Re: [PATCH 0/6] sched,delayacct: Some cleanups

From: Peter Zijlstra
Date: Thu May 06 2021 - 05:16:59 EST


On Thu, May 06, 2021 at 08:29:40AM +1000, Balbir Singh wrote:
> On Wed, May 05, 2021 at 12:59:40PM +0200, Peter Zijlstra wrote:
> > Hi,
> >
> > Due to:
> >
> > https://lkml.kernel.org/r/0000000000001d43ac05c0f5c6a0@xxxxxxxxxx
> >
> > and general principle, delayacct really shouldn't be using ktime (pvclock also
> > really shouldn't be doing what it does, but that's another story). This lead me
> > to looking at the SCHED_INFO, SCHEDSTATS, DELAYACCT (and PSI) accounting hell.
> >
> > The rest of the patches are an attempt at simplifying all that a little. All
> > that crud is enabled by default for distros which is leading to a death by a
> > thousand cuts.
> >
> > The last patch is an attempt at default disabling DELAYACCT, because I don't
> > think anybody actually uses that much, but what do I know, there were no ill
> > effects on my testbox. Perhaps we should mirror
> > /proc/sys/kernel/sched_schedstats and provide a delayacct sysctl for runtime
> > frobbing.

### Dataset records:
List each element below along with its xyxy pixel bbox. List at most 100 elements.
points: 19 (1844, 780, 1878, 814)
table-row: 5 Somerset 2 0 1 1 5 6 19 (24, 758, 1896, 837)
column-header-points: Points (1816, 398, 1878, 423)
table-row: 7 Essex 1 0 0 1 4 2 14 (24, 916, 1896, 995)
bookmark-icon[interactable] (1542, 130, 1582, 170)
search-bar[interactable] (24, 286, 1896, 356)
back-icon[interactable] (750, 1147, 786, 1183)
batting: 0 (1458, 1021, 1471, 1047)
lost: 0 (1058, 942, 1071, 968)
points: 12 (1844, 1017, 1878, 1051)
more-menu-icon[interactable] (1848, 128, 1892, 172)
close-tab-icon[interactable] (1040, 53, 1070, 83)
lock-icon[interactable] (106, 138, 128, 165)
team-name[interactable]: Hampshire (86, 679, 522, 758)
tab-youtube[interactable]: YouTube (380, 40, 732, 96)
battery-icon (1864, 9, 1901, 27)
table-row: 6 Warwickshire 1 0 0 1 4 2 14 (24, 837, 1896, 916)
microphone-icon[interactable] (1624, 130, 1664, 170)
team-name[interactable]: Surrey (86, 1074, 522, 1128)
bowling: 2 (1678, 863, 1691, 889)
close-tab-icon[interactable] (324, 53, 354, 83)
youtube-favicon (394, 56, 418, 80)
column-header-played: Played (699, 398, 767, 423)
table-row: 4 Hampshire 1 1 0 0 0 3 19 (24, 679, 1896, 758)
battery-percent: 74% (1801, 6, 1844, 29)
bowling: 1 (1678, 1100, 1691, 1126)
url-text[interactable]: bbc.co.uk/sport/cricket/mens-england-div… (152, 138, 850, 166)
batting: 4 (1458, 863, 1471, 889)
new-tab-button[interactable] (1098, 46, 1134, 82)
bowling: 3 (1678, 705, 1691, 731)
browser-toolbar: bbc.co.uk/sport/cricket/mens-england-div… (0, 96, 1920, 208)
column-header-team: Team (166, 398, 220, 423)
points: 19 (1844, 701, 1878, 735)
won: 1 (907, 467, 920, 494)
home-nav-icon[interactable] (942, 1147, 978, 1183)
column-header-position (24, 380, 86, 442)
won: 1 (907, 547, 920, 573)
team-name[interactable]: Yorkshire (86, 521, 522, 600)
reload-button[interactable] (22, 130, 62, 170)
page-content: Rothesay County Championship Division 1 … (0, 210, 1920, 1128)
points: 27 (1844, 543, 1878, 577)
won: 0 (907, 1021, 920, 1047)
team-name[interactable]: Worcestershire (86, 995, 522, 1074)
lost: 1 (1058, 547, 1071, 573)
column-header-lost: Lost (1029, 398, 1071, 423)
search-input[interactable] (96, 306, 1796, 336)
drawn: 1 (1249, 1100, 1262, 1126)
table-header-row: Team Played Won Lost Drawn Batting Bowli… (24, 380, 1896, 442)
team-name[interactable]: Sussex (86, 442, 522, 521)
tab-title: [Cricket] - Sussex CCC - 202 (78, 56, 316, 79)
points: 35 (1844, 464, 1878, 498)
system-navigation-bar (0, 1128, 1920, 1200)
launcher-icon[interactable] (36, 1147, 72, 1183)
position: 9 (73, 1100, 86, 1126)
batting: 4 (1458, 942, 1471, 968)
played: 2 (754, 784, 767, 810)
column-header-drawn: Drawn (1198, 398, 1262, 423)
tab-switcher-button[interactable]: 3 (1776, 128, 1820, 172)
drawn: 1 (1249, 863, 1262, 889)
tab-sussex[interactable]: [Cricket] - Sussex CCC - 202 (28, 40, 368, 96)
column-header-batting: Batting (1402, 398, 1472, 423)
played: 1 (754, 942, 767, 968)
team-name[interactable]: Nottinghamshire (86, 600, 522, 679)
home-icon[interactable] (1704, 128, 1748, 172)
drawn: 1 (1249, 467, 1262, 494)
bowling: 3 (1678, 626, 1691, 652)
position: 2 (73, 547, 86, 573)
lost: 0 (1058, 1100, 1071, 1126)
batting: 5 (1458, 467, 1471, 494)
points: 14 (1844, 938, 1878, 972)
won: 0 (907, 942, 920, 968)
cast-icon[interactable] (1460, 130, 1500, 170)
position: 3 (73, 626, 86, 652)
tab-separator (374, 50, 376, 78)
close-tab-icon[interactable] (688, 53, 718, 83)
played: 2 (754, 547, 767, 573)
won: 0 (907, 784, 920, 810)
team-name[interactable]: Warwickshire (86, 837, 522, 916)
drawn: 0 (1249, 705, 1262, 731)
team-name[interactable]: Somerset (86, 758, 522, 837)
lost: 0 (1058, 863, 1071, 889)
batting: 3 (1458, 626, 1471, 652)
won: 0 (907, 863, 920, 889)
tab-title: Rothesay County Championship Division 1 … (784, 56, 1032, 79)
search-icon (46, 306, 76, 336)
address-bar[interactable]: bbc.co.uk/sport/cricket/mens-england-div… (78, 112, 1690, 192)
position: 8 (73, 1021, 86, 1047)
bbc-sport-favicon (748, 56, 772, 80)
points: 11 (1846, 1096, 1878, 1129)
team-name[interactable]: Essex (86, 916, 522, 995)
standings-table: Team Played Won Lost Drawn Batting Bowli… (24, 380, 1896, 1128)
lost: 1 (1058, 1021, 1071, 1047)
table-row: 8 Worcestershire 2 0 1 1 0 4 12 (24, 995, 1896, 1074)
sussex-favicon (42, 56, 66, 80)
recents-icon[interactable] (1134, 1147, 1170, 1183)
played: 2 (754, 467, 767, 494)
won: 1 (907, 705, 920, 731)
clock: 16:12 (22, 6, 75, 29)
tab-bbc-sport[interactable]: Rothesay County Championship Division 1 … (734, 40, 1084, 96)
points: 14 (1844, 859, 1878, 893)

### Problems and tasks:
A. In the delayacct patch discussion, list every accounting facility named in the sentence that begins "This lead me to looking at".
B. Write the next part of the delayacct patch discussion, starting after its final sentence about a delayacct sysctl for runtime frobbing.

### Results by task:
A. SCHED_INFO, SCHEDSTATS, DELAYACCT, PSI

B.
> >
>
> There are tools like iotop that use delayacct to display information.

Right, but how many actual people use that? Does that justify saddling
the whole sodding world with the overhead?

> When the
> code was checked in, we did run SPEC* back in the day 2006 to find overheads,
> nothing significant showed. Do we have any date on the overhead your seeing?

I've not looked, but having it disabled saves that per-task allocation
and that spinlock in delayacct_end() for iowait wakeups and a bunch of
cache misses ofcourse.

I doubt SPEC is a benchmark that tickles those paths much if at all.

The thing is; we can't just keep growing more and more stats, that'll
kill us quite dead.